Problem description
Exactly reproduce the lines that follow.
>>>>
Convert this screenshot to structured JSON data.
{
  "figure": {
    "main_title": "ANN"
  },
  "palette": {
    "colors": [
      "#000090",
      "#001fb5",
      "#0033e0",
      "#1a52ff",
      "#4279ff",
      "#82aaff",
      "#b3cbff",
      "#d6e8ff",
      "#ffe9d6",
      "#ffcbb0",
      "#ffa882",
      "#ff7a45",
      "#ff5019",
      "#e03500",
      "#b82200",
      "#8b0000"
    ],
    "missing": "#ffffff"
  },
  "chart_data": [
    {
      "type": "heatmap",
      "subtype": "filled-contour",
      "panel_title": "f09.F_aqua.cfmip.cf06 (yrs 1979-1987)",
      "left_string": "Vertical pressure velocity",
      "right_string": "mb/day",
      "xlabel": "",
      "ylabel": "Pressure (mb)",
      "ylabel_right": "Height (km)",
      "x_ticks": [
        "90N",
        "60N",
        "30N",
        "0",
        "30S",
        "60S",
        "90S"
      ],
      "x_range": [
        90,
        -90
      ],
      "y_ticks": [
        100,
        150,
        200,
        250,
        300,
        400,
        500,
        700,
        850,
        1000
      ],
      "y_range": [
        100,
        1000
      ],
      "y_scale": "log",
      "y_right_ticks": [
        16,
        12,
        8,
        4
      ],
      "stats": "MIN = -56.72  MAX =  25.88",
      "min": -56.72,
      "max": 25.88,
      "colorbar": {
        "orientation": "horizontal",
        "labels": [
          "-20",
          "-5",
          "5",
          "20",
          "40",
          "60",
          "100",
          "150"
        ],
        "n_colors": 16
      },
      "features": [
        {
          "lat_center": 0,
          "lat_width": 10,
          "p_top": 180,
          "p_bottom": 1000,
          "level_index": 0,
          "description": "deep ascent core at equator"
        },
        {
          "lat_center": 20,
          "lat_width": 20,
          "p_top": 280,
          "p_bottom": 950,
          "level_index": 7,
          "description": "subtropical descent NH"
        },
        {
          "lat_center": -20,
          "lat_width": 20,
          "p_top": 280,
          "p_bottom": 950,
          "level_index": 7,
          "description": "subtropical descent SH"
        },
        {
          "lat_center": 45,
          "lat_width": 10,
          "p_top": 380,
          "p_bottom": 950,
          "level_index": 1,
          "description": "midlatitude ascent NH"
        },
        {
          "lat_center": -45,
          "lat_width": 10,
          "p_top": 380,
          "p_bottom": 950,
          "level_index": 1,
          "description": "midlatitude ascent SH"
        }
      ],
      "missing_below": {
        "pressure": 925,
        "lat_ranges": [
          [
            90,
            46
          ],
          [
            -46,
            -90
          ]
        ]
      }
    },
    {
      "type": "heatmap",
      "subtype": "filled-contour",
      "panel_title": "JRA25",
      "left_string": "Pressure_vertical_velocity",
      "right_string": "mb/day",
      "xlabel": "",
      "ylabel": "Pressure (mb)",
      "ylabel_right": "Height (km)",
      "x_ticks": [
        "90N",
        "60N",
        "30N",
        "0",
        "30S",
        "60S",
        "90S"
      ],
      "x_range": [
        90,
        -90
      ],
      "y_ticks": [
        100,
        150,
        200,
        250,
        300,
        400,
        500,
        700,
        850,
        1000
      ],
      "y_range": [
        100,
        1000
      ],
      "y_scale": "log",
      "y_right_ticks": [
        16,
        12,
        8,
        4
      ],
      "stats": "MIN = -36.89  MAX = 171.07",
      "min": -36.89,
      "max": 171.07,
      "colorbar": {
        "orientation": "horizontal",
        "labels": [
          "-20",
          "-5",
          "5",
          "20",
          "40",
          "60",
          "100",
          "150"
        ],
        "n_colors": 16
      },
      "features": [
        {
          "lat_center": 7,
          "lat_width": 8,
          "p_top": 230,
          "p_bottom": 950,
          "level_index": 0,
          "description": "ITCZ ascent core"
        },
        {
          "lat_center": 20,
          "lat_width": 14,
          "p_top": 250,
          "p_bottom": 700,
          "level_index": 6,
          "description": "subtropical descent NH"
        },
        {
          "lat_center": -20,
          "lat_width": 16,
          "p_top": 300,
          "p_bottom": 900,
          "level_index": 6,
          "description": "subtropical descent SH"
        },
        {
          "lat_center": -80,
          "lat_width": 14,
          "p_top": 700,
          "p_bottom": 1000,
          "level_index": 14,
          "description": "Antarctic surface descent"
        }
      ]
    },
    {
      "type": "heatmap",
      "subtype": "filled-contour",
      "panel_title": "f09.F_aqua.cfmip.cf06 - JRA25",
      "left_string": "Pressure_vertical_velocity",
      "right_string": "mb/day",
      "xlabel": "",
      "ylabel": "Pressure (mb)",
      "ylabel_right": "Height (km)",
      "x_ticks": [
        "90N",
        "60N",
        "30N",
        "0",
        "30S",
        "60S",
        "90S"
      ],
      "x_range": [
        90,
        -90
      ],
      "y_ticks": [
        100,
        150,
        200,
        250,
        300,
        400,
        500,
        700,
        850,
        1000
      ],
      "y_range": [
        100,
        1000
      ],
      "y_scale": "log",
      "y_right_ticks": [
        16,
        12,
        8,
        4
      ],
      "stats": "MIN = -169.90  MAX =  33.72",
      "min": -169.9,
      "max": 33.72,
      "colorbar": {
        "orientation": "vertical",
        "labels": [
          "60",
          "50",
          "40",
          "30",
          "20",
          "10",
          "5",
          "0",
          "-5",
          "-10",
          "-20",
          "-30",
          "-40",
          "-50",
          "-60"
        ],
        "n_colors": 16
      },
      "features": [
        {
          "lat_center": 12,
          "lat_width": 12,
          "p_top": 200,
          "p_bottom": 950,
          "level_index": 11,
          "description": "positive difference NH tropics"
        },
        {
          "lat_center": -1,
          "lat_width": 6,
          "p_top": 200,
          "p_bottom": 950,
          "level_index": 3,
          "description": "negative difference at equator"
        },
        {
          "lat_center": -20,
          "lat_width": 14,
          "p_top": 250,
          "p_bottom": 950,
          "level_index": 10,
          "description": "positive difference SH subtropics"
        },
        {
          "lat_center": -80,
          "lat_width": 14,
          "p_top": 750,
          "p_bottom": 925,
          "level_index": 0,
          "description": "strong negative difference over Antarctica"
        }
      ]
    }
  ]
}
<<<<
The answer
Convert this screenshot to structured JSON data.
{
  "figure": {
    "main_title": "ANN"
  },
  "palette": {
    "colors": [
      "#000090",
      "#001fb5",
      "#0033e0",
      "#1a52ff",
      "#4279ff",
      "#82aaff",
      "#b3cbff",
      "#d6e8ff",
      "#ffe9d6",
      "#ffcbb0",
      "#ffa882",
      "#ff7a45",
      "#ff5019",
      "#e03500",
      "#b82200",
      "#8b0000"
    ],
    "missing": "#ffffff"
  },
  "chart_data": [
    {
      "type": "heatmap",
      "subtype": "filled-contour",
      "panel_title": "f09.F_aqua.cfmip.cf06 (yrs 1979-1987)",
      "left_string": "Vertical pressure velocity",
      "right_string": "mb/day",
      "xlabel": "",
      "ylabel": "Pressure (mb)",
      "ylabel_right": "Height (km)",
      "x_ticks": [
        "90N",
        "60N",
        "30N",
        "0",
        "30S",
        "60S",
        "90S"
      ],
      "x_range": [
        90,
        -90
      ],
      "y_ticks": [
        100,
        150,
        200,
        250,
        300,
        400,
        500,
        700,
        850,
        1000
      ],
      "y_range": [
        100,
        1000
      ],
      "y_scale": "log",
      "y_right_ticks": [
        16,
        12,
        8,
        4
      ],
      "stats": "MIN = -56.72  MAX =  25.88",
      "min": -56.72,
      "max": 25.88,
      "colorbar": {
        "orientation": "horizontal",
        "labels": [
          "-20",
          "-5",
          "5",
          "20",
          "40",
          "60",
          "100",
          "150"
        ],
        "n_colors": 16
      },
      "features": [
        {
          "lat_center": 0,
          "lat_width": 10,
          "p_top": 180,
          "p_bottom": 1000,
          "level_index": 0,
          "description": "deep ascent core at equator"
        },
        {
          "lat_center": 20,
          "lat_width": 20,
          "p_top": 280,
          "p_bottom": 950,
          "level_index": 7,
          "description": "subtropical descent NH"
        },
        {
          "lat_center": -20,
          "lat_width": 20,
          "p_top": 280,
          "p_bottom": 950,
          "level_index": 7,
          "description": "subtropical descent SH"
        },
        {
          "lat_center": 45,
          "lat_width": 10,
          "p_top": 380,
          "p_bottom": 950,
          "level_index": 1,
          "description": "midlatitude ascent NH"
        },
        {
          "lat_center": -45,
          "lat_width": 10,
          "p_top": 380,
          "p_bottom": 950,
          "level_index": 1,
          "description": "midlatitude ascent SH"
        }
      ],
      "missing_below": {
        "pressure": 925,
        "lat_ranges": [
          [
            90,
            46
          ],
          [
            -46,
            -90
          ]
        ]
      }
    },
    {
      "type": "heatmap",
      "subtype": "filled-contour",
      "panel_title": "JRA25",
      "left_string": "Pressure_vertical_velocity",
      "right_string": "mb/day",
      "xlabel": "",
      "ylabel": "Pressure (mb)",
      "ylabel_right": "Height (km)",
      "x_ticks": [
        "90N",
        "60N",
        "30N",
        "0",
        "30S",
        "60S",
        "90S"
      ],
      "x_range": [
        90,
        -90
      ],
      "y_ticks": [
        100,
        150,
        200,
        250,
        300,
        400,
        500,
        700,
        850,
        1000
      ],
      "y_range": [
        100,
        1000
      ],
      "y_scale": "log",
      "y_right_ticks": [
        16,
        12,
        8,
        4
      ],
      "stats": "MIN = -36.89  MAX = 171.07",
      "min": -36.89,
      "max": 171.07,
      "colorbar": {
        "orientation": "horizontal",
        "labels": [
          "-20",
          "-5",
          "5",
          "20",
          "40",
          "60",
          "100",
          "150"
        ],
        "n_colors": 16
      },
      "features": [
        {
          "lat_center": 7,
          "lat_width": 8,
          "p_top": 230,
          "p_bottom": 950,
          "level_index": 0,
          "description": "ITCZ ascent core"
        },
        {
          "lat_center": 20,
          "lat_width": 14,
          "p_top": 250,
          "p_bottom": 700,
          "level_index": 6,
          "description": "subtropical descent NH"
        },
        {
          "lat_center": -20,
          "lat_width": 16,
          "p_top": 300,
          "p_bottom": 900,
          "level_index": 6,
          "description": "subtropical descent SH"
        },
        {
          "lat_center": -80,
          "lat_width": 14,
          "p_top": 700,
          "p_bottom": 1000,
          "level_index": 14,
          "description": "Antarctic surface descent"
        }
      ]
    },
    {
      "type": "heatmap",
      "subtype": "filled-contour",
      "panel_title": "f09.F_aqua.cfmip.cf06 - JRA25",
      "left_string": "Pressure_vertical_velocity",
      "right_string": "mb/day",
      "xlabel": "",
      "ylabel": "Pressure (mb)",
      "ylabel_right": "Height (km)",
      "x_ticks": [
        "90N",
        "60N",
        "30N",
        "0",
        "30S",
        "60S",
        "90S"
      ],
      "x_range": [
        90,
        -90
      ],
      "y_ticks": [
        100,
        150,
        200,
        250,
        300,
        400,
        500,
        700,
        850,
        1000
      ],
      "y_range": [
        100,
        1000
      ],
      "y_scale": "log",
      "y_right_ticks": [
        16,
        12,
        8,
        4
      ],
      "stats": "MIN = -169.90  MAX =  33.72",
      "min": -169.9,
      "max": 33.72,
      "colorbar": {
        "orientation": "vertical",
        "labels": [
          "60",
          "50",
          "40",
          "30",
          "20",
          "10",
          "5",
          "0",
          "-5",
          "-10",
          "-20",
          "-30",
          "-40",
          "-50",
          "-60"
        ],
        "n_colors": 16
      },
      "features": [
        {
          "lat_center": 12,
          "lat_width": 12,
          "p_top": 200,
          "p_bottom": 950,
          "level_index": 11,
          "description": "positive difference NH tropics"
        },
        {
          "lat_center": -1,
          "lat_width": 6,
          "p_top": 200,
          "p_bottom": 950,
          "level_index": 3,
          "description": "negative difference at equator"
        },
        {
          "lat_center": -20,
          "lat_width": 14,
          "p_top": 250,
          "p_bottom": 950,
          "level_index": 10,
          "description": "positive difference SH subtropics"
        },
        {
          "lat_center": -80,
          "lat_width": 14,
          "p_top": 750,
          "p_bottom": 925,
          "level_index": 0,
          "description": "strong negative difference over Antarctica"
        }
      ]
    }
  ]
}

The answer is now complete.